<<<<

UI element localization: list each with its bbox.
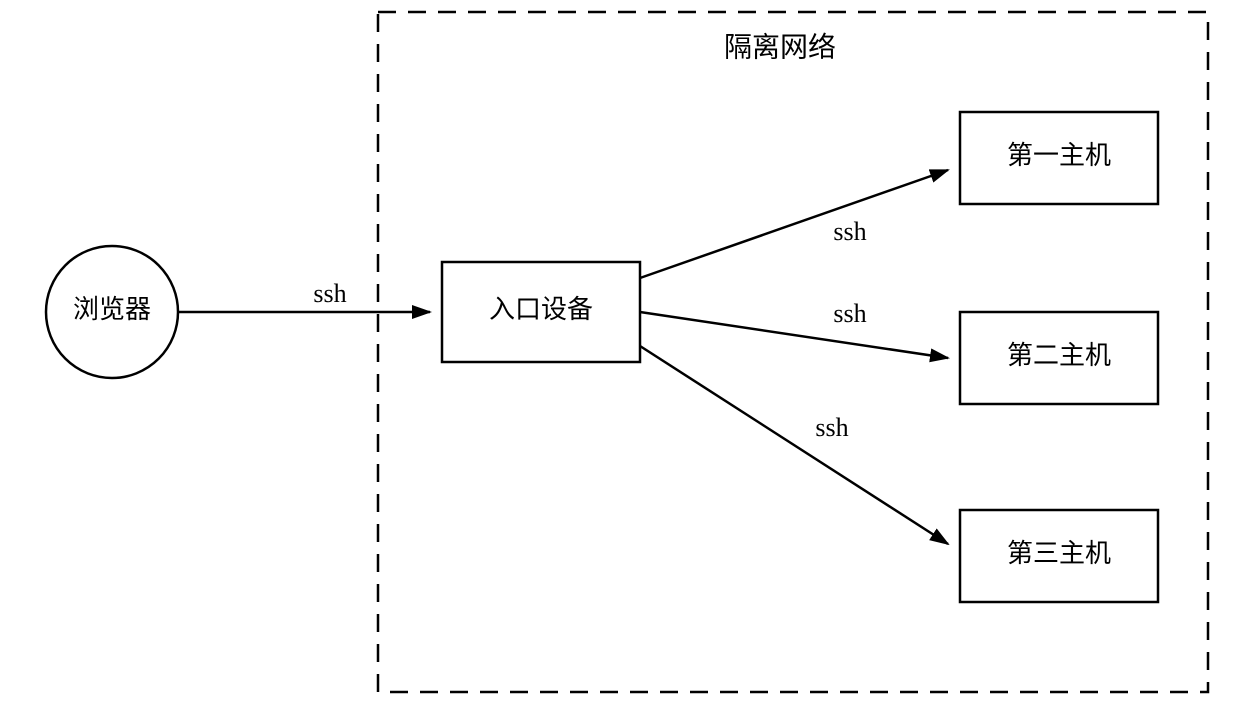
network-diagram: 隔离网络 浏览器 入口设备 第一主机第二主机第三主机 ssh ssh ssh ssh [0, 0, 1240, 704]
node-label-host2: 第二主机 [1007, 341, 1111, 370]
isolation-network-title: 隔离网络 [724, 31, 836, 63]
node-label-host1: 第一主机 [1007, 141, 1111, 170]
edge-gateway-host3 [640, 346, 948, 544]
edge-label-gateway-host1: ssh [833, 217, 866, 246]
node-label-host3: 第三主机 [1007, 539, 1111, 568]
edge-gateway-host1 [640, 170, 948, 278]
edge-gateway-host2 [640, 312, 948, 358]
diagram-canvas: 隔离网络 浏览器 入口设备 第一主机第二主机第三主机 ssh ssh ssh ssh [0, 0, 1240, 704]
edge-label-gateway-host2: ssh [833, 299, 866, 328]
edge-label-gateway-host3: ssh [815, 413, 848, 442]
edge-label-browser-gateway: ssh [313, 279, 346, 308]
node-label-gateway: 入口设备 [489, 295, 593, 324]
node-label-browser: 浏览器 [73, 295, 151, 324]
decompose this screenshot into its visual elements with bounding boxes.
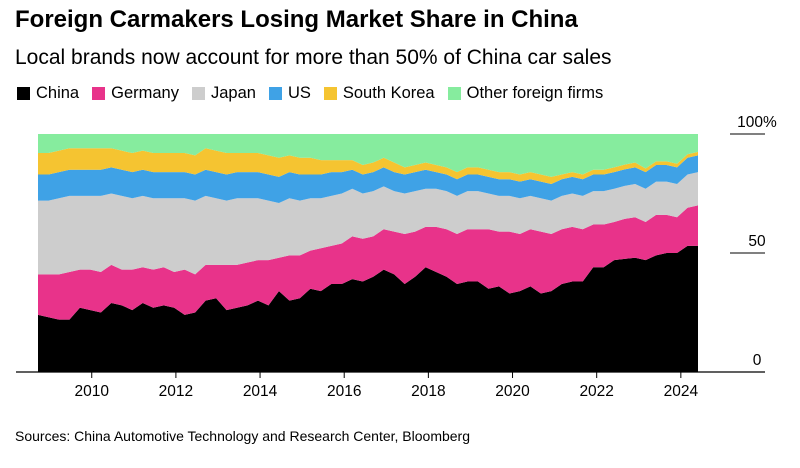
source-note: Sources: China Automotive Technology and… [15,428,471,444]
legend: China Germany Japan US South Korea Other… [17,84,616,103]
x-tick-label: 2024 [664,383,699,400]
chart-subtitle: Local brands now account for more than 5… [15,46,612,69]
legend-label-us: US [287,84,311,102]
legend-label-japan: Japan [210,84,256,102]
legend-label-south-korea: South Korea [342,84,435,102]
area-us [38,155,698,204]
legend-item-germany: Germany [92,84,179,103]
y-tick-label: 100% [737,114,777,131]
x-tick-label: 2016 [327,383,361,400]
area-germany [38,205,698,320]
x-tick-label: 2020 [495,383,530,400]
area-china [38,245,698,372]
x-tick-label: 2014 [243,383,278,400]
legend-item-us: US [268,84,311,103]
legend-swatch-south-korea [323,87,337,100]
legend-item-south-korea: South Korea [323,84,435,103]
legend-swatch-japan [191,87,205,100]
legend-swatch-china [17,87,30,100]
area-south-korea [38,148,698,184]
legend-label-other-foreign-firms: Other foreign firms [466,84,604,102]
area-japan [38,172,698,275]
chart-title: Foreign Carmakers Losing Market Share in… [15,6,578,33]
legend-item-japan: Japan [191,84,256,103]
legend-label-germany: Germany [111,84,179,102]
legend-item-other-foreign-firms: Other foreign firms [447,84,604,103]
x-tick-label: 2012 [159,383,193,400]
x-tick-label: 2022 [579,383,613,400]
legend-swatch-other-foreign-firms [447,87,461,100]
area-other-foreign-firms [38,134,698,177]
x-tick-label: 2010 [74,383,109,400]
y-tick-label: 0 [753,352,762,369]
legend-swatch-germany [92,87,106,100]
legend-label-china: China [36,84,80,102]
y-tick-label: 50 [748,233,766,250]
x-tick-label: 2018 [411,383,445,400]
legend-item-china: China [17,84,79,103]
legend-swatch-us [268,87,282,100]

>>>>

* **YOUR INSTRUCTIONS**:
Rename every "legend-swatch" in the listing to "legend-marker" and give the listing again with nothing else changed, leaving out the pictures.

* **SOLUTION FOR THIS EXERCISE**:
UI element localization: list each with its bbox.
network-diagram: 隔离网络 浏览器 入口设备 第一主机第二主机第三主机 ssh ssh ssh ssh [0, 0, 1240, 704]
node-label-host2: 第二主机 [1007, 341, 1111, 370]
isolation-network-title: 隔离网络 [724, 31, 836, 63]
node-label-host1: 第一主机 [1007, 141, 1111, 170]
edge-gateway-host3 [640, 346, 948, 544]
edge-label-gateway-host1: ssh [833, 217, 866, 246]
node-label-host3: 第三主机 [1007, 539, 1111, 568]
edge-gateway-host1 [640, 170, 948, 278]
edge-gateway-host2 [640, 312, 948, 358]
diagram-canvas: 隔离网络 浏览器 入口设备 第一主机第二主机第三主机 ssh ssh ssh ssh [0, 0, 1240, 704]
edge-label-gateway-host2: ssh [833, 299, 866, 328]
edge-label-gateway-host3: ssh [815, 413, 848, 442]
edge-label-browser-gateway: ssh [313, 279, 346, 308]
node-label-gateway: 入口设备 [489, 295, 593, 324]
node-label-browser: 浏览器 [73, 295, 151, 324]
decompose this screenshot into its visual elements with bounding boxes.
source-note: Sources: China Automotive Technology and… [15,428,471,444]
legend: China Germany Japan US South Korea Other… [17,84,616,103]
x-tick-label: 2024 [664,383,699,400]
chart-subtitle: Local brands now account for more than 5… [15,46,612,69]
legend-label-us: US [287,84,311,102]
legend-label-japan: Japan [210,84,256,102]
legend-label-south-korea: South Korea [342,84,435,102]
area-us [38,155,698,204]
legend-item-germany: Germany [92,84,179,103]
y-tick-label: 100% [737,114,777,131]
x-tick-label: 2016 [327,383,361,400]
area-germany [38,205,698,320]
x-tick-label: 2020 [495,383,530,400]
area-china [38,245,698,372]
x-tick-label: 2014 [243,383,278,400]
legend-item-us: US [268,84,311,103]
legend-marker-south-korea [323,87,337,100]
legend-item-south-korea: South Korea [323,84,435,103]
legend-marker-japan [191,87,205,100]
legend-marker-china [17,87,30,100]
area-south-korea [38,148,698,184]
legend-label-other-foreign-firms: Other foreign firms [466,84,604,102]
area-japan [38,172,698,275]
chart-title: Foreign Carmakers Losing Market Share in… [15,6,578,33]
legend-item-japan: Japan [191,84,256,103]
legend-label-germany: Germany [111,84,179,102]
legend-item-other-foreign-firms: Other foreign firms [447,84,604,103]
x-tick-label: 2012 [159,383,193,400]
x-tick-label: 2022 [579,383,613,400]
legend-marker-other-foreign-firms [447,87,461,100]
area-other-foreign-firms [38,134,698,177]
x-tick-label: 2010 [74,383,109,400]
y-tick-label: 0 [753,352,762,369]
legend-marker-germany [92,87,106,100]
legend-label-china: China [36,84,80,102]
y-tick-label: 50 [748,233,766,250]
x-tick-label: 2018 [411,383,445,400]
legend-item-china: China [17,84,79,103]
legend-marker-us [268,87,282,100]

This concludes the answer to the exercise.